- **Data lines**
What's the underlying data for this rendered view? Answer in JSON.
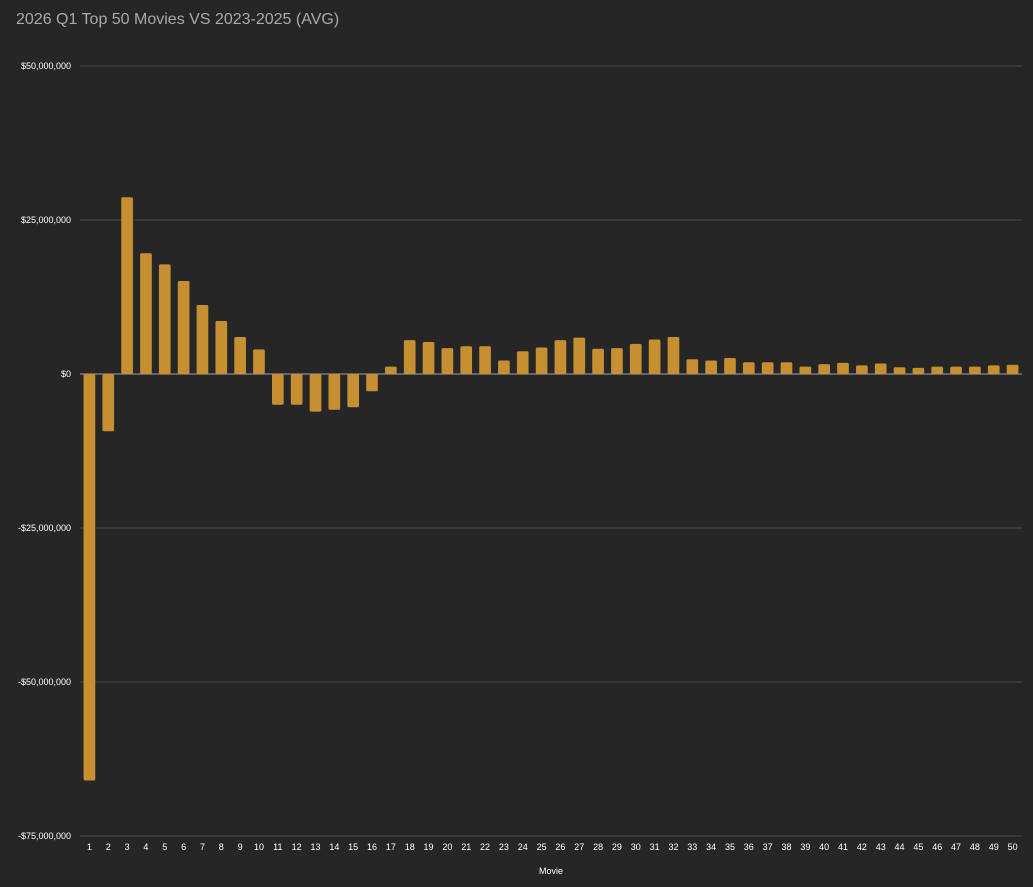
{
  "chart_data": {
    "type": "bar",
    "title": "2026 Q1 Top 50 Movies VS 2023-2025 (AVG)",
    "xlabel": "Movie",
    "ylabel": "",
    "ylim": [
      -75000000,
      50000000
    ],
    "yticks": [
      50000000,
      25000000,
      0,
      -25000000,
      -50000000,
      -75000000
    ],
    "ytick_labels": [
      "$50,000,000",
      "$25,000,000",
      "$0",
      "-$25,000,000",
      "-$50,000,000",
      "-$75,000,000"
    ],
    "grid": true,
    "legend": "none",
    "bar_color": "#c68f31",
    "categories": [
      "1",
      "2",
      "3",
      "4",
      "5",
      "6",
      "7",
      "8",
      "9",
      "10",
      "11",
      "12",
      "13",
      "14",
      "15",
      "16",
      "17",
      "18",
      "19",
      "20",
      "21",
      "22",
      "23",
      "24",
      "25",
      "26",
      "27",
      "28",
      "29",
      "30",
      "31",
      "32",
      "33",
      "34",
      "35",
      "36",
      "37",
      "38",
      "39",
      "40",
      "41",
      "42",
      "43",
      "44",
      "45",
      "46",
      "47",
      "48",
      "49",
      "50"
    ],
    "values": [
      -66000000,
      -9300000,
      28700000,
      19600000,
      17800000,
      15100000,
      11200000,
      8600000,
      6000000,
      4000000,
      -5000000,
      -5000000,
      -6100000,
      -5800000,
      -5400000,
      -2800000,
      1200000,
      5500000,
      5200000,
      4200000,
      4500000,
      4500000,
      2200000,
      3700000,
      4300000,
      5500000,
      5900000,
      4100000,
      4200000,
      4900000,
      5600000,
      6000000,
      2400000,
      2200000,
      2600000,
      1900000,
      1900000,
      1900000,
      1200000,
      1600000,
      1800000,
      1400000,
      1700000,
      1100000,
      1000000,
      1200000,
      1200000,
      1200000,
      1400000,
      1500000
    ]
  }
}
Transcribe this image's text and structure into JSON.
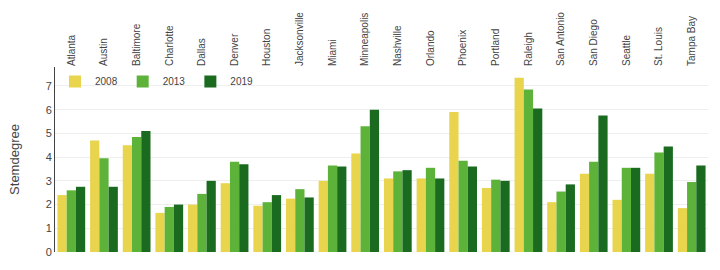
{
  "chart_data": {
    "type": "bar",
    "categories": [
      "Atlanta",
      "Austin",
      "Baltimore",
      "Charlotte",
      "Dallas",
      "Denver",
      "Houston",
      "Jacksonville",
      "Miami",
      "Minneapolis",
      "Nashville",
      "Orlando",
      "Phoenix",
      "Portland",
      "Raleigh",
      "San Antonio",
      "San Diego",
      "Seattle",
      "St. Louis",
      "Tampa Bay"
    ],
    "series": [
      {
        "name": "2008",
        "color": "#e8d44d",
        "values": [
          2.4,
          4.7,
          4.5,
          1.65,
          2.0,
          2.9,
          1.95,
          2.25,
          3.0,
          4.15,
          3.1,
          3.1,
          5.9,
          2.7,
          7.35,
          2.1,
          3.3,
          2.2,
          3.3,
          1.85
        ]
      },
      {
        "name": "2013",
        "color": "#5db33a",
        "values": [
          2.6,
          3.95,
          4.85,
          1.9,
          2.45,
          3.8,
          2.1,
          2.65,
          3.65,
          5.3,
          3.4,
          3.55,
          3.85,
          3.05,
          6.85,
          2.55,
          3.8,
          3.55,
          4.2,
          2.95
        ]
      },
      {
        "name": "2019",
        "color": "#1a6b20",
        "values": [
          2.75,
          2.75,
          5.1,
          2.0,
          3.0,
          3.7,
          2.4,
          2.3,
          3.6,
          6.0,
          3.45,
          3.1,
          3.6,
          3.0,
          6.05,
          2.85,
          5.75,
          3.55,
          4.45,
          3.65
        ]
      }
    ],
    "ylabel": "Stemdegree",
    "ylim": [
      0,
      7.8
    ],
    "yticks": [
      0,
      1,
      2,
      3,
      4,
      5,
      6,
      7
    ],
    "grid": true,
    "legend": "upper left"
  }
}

==

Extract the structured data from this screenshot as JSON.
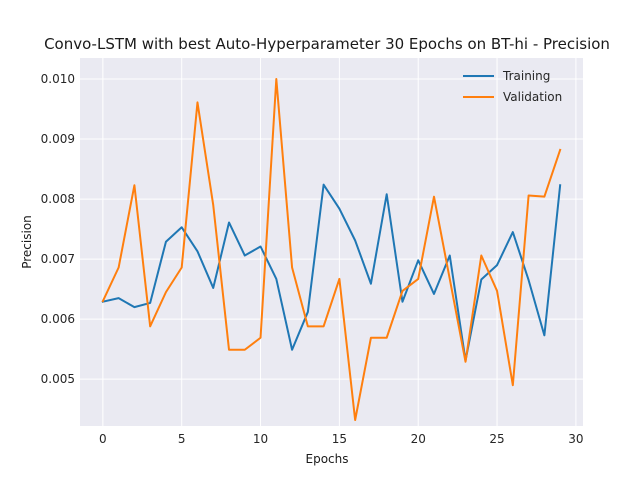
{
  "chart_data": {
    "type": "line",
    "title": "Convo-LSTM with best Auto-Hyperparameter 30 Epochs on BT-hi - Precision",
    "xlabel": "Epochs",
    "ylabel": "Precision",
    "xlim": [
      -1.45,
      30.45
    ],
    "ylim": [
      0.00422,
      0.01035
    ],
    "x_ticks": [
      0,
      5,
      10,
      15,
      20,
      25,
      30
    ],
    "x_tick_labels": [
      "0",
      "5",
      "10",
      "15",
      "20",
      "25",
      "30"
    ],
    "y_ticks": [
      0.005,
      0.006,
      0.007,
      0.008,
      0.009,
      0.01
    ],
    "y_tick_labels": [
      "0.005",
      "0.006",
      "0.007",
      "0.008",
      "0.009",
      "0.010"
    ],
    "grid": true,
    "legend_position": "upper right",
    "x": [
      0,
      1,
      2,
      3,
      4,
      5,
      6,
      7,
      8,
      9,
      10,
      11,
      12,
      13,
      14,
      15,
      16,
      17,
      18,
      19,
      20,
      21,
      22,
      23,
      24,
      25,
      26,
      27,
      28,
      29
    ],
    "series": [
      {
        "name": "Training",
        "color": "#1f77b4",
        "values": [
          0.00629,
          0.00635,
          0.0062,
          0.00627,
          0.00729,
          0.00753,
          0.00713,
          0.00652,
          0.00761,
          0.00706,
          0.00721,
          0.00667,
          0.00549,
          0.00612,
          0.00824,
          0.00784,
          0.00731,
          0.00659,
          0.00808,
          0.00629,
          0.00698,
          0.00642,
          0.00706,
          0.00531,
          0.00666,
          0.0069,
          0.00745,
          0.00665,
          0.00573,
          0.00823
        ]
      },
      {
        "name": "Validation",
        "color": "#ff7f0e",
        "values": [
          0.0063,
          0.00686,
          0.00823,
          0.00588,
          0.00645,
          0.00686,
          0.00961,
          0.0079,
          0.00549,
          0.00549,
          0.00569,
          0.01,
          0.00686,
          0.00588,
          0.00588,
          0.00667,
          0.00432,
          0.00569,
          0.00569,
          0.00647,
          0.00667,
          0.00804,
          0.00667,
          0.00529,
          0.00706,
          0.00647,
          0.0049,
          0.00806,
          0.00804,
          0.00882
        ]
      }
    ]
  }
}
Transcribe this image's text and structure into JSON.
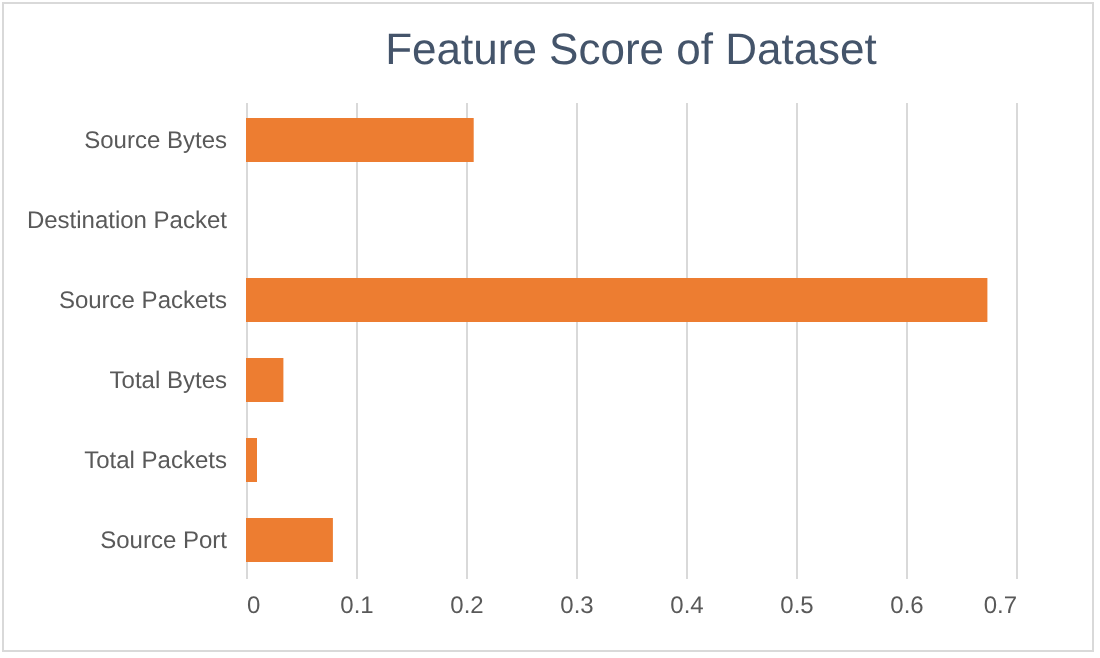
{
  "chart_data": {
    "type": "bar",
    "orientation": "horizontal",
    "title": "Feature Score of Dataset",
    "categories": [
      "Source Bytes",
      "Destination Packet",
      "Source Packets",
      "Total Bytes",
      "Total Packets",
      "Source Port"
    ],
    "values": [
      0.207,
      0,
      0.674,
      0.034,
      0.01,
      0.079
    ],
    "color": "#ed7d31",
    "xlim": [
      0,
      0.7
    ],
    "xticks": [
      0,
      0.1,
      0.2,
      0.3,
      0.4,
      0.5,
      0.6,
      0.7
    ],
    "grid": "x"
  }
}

- **What to do**
Count the lines of the material that include the word "upper", then report only the total.

- **Completed task**
2